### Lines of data
■ ■ ■ ■ ■ ■ ■

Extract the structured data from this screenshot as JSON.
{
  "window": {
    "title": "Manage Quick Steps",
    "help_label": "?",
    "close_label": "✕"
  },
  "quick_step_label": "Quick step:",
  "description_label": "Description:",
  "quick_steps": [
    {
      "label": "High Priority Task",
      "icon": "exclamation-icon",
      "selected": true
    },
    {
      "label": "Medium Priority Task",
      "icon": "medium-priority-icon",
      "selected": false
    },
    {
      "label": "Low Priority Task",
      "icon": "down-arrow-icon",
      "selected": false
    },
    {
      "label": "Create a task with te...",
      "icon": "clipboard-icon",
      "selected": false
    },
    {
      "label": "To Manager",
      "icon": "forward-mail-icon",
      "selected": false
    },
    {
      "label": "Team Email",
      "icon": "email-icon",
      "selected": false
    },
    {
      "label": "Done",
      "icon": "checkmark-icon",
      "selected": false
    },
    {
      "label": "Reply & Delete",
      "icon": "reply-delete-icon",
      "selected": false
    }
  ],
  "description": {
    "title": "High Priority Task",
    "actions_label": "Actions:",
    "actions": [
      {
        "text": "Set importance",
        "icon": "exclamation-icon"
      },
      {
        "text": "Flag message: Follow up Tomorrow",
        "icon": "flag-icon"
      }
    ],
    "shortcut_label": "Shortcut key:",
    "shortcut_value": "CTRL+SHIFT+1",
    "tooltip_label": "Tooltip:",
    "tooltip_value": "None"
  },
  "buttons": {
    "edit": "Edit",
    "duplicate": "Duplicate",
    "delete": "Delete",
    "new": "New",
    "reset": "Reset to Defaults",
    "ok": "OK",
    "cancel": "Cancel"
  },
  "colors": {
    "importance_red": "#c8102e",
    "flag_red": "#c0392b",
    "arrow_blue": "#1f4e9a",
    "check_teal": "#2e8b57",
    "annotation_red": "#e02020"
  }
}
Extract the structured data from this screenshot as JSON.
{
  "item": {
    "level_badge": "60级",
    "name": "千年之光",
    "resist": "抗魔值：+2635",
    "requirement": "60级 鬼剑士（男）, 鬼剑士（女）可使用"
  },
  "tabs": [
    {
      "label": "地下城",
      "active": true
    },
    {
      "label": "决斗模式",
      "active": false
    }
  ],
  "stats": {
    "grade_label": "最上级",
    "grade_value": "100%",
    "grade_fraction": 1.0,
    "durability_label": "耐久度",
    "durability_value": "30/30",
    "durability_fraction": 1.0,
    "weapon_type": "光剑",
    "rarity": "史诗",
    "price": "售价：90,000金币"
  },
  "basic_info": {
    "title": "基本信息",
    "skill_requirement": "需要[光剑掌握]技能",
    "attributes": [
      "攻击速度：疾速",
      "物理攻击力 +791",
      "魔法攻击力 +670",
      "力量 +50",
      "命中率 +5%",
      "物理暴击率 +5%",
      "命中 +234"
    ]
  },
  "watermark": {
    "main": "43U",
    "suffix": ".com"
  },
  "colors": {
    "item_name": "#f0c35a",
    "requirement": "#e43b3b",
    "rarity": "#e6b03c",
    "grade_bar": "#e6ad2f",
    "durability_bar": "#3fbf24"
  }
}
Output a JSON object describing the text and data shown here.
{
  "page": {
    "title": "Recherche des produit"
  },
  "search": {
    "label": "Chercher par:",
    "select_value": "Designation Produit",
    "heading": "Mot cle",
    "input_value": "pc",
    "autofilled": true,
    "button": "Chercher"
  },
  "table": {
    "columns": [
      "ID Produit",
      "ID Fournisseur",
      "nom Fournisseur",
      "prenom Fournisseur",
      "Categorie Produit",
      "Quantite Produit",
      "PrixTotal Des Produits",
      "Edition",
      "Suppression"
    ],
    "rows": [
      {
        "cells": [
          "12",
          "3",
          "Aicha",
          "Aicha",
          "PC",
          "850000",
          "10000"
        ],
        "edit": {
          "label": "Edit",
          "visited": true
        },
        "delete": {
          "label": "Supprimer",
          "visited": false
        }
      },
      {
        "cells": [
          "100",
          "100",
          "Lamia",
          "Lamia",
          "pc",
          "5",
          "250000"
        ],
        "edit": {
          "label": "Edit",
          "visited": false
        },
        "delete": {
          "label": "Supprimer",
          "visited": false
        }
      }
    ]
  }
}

■ ■ ■ ■ ■ ■ ■

### WHAT THE TASK ASKS
Collect the lines of the records that include the string "title".

### ANSWER TO THIS PROBLEM
    "title": "Manage Quick Steps",
    "title": "High Priority Task",
    "title": "基本信息",
    "title": "Recherche des produit"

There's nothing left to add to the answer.